Give the lines from the start of the records through the line containing "circle-bottom-right-r0-c1: [1282, 989, 1378, 1086]" as a numbered list, leaving out any blank lines.
╭─ TASK MATERIAL
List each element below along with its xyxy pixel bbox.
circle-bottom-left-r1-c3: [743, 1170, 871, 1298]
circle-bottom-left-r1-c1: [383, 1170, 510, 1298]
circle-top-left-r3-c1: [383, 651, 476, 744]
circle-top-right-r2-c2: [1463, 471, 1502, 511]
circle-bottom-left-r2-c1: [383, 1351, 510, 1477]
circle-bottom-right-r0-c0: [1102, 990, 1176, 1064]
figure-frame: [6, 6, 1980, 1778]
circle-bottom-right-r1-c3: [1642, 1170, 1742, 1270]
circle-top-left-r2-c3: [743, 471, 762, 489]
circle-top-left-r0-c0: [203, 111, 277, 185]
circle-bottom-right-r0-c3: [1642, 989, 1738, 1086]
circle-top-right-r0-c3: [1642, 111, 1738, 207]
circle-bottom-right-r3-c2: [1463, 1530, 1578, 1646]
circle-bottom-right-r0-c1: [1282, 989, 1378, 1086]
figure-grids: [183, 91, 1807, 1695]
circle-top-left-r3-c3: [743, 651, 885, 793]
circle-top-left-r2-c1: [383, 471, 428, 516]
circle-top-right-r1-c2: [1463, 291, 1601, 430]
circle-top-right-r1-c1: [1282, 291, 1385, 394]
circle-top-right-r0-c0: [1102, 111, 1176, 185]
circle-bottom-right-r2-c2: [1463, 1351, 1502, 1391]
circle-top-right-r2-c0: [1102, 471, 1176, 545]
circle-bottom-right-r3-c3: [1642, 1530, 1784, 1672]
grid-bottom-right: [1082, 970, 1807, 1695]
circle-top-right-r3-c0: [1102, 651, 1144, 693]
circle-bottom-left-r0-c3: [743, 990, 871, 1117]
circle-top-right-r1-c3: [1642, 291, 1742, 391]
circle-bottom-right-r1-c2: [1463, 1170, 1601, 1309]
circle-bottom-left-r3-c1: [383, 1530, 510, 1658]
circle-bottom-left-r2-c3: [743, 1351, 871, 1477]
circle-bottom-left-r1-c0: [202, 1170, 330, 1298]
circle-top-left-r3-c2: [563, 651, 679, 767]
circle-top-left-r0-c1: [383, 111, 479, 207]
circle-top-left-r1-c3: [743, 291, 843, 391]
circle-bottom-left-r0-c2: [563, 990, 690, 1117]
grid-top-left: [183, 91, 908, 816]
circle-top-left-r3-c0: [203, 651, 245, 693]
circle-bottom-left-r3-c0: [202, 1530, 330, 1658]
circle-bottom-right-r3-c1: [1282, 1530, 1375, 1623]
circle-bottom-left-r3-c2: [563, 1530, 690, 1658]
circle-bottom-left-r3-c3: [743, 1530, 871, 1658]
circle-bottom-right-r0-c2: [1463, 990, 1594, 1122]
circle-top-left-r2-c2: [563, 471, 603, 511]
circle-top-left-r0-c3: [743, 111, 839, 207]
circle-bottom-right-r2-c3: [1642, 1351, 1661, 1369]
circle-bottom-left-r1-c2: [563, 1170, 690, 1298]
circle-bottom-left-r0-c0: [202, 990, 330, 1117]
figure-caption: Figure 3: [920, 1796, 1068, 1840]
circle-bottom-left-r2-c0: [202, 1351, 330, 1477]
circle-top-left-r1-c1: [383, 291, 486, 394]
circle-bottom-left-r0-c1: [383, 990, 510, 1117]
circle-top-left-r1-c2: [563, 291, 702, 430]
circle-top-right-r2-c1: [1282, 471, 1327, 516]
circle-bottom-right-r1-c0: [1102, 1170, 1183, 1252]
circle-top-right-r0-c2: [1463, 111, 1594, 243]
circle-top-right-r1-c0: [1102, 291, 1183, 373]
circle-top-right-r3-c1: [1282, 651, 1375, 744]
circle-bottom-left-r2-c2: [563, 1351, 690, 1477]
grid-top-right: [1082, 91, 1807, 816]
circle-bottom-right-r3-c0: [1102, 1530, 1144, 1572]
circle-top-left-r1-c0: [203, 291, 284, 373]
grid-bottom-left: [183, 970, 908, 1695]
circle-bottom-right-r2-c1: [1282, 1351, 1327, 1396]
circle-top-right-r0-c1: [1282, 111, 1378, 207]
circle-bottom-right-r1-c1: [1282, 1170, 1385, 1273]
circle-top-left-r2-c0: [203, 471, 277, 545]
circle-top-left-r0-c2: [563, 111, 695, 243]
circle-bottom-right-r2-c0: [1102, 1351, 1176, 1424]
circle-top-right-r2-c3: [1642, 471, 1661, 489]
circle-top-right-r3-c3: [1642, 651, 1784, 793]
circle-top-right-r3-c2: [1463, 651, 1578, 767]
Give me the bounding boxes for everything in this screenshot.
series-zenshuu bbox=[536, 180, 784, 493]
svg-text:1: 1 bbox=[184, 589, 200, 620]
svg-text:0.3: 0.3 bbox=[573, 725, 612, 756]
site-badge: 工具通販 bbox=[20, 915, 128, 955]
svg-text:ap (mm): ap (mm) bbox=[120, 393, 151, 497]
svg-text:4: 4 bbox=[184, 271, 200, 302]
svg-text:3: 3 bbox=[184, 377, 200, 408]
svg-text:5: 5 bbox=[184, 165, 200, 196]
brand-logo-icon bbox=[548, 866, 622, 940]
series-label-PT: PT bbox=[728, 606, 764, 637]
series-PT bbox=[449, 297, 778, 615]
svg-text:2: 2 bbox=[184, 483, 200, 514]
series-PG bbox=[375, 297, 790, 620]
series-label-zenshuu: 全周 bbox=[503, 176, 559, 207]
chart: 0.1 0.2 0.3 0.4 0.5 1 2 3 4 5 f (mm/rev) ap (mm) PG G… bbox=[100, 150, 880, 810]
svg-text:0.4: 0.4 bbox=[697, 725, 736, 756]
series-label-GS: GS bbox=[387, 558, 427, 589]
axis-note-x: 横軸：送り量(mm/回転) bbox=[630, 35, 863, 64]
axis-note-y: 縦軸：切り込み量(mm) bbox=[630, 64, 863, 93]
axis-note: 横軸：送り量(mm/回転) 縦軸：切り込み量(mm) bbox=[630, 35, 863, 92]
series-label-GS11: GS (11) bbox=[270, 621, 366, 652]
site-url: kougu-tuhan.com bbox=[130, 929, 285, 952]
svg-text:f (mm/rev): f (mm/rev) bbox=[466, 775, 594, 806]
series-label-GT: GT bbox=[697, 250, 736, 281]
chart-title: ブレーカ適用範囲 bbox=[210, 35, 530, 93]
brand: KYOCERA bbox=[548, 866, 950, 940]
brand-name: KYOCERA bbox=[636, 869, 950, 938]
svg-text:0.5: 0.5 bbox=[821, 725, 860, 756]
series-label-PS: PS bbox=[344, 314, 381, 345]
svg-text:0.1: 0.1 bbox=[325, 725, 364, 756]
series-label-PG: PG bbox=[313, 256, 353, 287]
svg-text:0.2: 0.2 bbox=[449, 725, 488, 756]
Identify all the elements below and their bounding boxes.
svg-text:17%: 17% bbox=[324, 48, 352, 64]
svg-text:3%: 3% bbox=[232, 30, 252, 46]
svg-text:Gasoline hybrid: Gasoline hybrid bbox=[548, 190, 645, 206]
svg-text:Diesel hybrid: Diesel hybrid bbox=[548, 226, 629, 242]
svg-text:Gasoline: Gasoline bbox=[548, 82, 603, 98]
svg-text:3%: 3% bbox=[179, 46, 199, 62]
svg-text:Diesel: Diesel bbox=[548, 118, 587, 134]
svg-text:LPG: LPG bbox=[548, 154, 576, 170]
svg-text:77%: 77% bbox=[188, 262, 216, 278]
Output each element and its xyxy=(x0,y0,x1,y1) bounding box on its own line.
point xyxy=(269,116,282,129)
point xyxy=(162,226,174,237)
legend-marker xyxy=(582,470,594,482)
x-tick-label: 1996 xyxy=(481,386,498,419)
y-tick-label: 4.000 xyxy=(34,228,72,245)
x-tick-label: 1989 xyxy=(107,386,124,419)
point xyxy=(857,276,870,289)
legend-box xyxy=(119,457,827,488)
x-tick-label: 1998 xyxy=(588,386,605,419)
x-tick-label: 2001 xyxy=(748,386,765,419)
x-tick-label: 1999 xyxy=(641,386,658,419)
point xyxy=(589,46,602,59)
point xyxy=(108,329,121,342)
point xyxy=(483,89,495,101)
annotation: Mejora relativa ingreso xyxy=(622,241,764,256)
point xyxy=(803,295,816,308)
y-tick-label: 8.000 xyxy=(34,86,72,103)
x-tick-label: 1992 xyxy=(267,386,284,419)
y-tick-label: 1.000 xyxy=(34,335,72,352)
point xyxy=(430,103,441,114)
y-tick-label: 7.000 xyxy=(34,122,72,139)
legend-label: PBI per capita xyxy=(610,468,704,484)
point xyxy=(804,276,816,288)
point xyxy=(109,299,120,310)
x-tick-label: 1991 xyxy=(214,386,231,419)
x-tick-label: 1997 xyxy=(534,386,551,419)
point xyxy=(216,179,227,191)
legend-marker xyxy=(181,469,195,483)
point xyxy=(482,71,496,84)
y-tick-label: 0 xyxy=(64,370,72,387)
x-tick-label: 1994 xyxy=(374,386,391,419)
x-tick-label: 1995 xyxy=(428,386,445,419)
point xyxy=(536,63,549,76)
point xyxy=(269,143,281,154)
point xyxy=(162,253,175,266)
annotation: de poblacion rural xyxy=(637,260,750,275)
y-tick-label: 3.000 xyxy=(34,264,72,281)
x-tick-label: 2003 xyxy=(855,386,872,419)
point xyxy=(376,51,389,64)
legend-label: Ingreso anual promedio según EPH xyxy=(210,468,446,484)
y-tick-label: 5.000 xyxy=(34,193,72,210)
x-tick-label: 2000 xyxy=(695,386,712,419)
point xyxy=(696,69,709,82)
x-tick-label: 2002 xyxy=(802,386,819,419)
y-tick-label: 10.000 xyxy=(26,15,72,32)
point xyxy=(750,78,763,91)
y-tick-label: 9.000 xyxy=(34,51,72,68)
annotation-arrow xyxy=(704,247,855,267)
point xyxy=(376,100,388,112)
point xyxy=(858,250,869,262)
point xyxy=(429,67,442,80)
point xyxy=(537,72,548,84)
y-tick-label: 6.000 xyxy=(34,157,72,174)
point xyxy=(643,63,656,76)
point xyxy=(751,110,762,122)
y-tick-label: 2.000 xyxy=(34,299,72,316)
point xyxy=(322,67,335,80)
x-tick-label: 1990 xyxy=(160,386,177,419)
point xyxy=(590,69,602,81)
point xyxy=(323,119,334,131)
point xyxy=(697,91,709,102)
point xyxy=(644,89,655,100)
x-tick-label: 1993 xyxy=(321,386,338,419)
╰─
**WRITTEN REPLY:**
1. List each element below along with its xyxy pixel bbox.
2. circle-bottom-left-r1-c3: [743, 1170, 871, 1298]
3. circle-bottom-left-r1-c1: [383, 1170, 510, 1298]
4. circle-top-left-r3-c1: [383, 651, 476, 744]
5. circle-top-right-r2-c2: [1463, 471, 1502, 511]
6. circle-bottom-left-r2-c1: [383, 1351, 510, 1477]
7. circle-bottom-right-r0-c0: [1102, 990, 1176, 1064]
8. figure-frame: [6, 6, 1980, 1778]
9. circle-bottom-right-r1-c3: [1642, 1170, 1742, 1270]
10. circle-top-left-r2-c3: [743, 471, 762, 489]
11. circle-top-left-r0-c0: [203, 111, 277, 185]
12. circle-bottom-right-r0-c3: [1642, 989, 1738, 1086]
13. circle-top-right-r0-c3: [1642, 111, 1738, 207]
14. circle-bottom-right-r3-c2: [1463, 1530, 1578, 1646]
15. circle-bottom-right-r0-c1: [1282, 989, 1378, 1086]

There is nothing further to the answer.